### Problem requirements:
Copy every line of the records below where the word "live" occurs.

### Stored records:

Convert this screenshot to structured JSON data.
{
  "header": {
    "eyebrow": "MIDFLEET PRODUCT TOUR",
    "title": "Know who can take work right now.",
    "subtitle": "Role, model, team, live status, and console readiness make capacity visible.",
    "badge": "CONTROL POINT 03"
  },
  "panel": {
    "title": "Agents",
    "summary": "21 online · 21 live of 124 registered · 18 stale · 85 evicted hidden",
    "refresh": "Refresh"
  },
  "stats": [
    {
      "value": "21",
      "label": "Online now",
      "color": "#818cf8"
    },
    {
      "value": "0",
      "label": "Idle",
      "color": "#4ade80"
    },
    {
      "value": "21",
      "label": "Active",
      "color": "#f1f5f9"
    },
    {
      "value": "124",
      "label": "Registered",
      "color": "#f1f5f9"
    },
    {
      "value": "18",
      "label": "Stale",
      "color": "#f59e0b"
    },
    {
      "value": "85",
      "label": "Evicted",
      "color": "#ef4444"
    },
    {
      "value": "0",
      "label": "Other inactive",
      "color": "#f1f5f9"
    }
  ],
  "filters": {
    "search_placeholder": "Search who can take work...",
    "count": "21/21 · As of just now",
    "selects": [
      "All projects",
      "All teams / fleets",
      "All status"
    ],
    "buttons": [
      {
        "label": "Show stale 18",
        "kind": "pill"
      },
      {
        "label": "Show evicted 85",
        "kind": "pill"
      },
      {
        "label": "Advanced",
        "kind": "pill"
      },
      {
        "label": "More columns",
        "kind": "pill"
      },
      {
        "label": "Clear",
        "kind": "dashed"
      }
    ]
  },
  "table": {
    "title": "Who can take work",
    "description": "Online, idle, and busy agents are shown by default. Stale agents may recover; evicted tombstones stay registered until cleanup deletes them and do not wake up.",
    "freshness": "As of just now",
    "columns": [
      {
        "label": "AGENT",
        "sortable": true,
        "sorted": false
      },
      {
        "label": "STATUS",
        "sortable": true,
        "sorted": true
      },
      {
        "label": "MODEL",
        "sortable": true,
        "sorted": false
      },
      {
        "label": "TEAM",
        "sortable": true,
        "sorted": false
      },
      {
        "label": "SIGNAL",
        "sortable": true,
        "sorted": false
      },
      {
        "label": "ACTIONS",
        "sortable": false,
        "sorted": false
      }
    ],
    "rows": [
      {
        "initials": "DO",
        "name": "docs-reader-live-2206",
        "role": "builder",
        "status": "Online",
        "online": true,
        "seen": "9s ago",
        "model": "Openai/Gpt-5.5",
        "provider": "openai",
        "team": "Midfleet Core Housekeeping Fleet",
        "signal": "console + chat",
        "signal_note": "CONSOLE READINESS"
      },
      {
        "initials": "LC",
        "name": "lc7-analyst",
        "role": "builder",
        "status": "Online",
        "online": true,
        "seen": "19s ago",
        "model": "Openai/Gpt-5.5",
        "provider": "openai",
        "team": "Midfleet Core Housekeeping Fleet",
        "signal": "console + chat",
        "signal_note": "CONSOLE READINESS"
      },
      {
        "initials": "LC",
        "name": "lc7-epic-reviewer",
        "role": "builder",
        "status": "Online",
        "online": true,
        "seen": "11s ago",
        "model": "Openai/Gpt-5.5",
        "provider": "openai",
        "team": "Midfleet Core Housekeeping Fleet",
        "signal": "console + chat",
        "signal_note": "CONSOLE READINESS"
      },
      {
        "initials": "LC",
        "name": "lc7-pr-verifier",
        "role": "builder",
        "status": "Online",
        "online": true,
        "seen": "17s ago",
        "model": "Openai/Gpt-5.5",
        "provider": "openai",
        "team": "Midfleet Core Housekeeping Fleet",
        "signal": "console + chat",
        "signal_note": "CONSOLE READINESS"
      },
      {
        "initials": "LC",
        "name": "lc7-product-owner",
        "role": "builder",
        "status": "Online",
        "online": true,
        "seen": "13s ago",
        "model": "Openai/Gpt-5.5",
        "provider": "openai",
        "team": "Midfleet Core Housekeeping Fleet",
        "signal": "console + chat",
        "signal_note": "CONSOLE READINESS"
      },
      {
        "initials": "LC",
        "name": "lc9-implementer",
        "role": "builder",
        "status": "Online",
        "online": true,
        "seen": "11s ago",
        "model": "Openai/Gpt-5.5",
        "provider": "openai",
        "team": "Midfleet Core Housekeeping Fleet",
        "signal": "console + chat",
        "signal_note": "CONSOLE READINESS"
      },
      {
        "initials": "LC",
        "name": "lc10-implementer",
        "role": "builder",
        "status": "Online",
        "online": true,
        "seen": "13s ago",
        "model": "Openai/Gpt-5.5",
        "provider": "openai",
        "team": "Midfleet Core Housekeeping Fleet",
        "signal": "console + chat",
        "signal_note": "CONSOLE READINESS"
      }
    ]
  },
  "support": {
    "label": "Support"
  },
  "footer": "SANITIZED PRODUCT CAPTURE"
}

### Output of the task:
    "subtitle": "Role, model, team, live status, and console readiness make capacity visible.",
    "summary": "21 online · 21 live of 124 registered · 18 stale · 85 evicted hidden",
        "name": "docs-reader-live-2206",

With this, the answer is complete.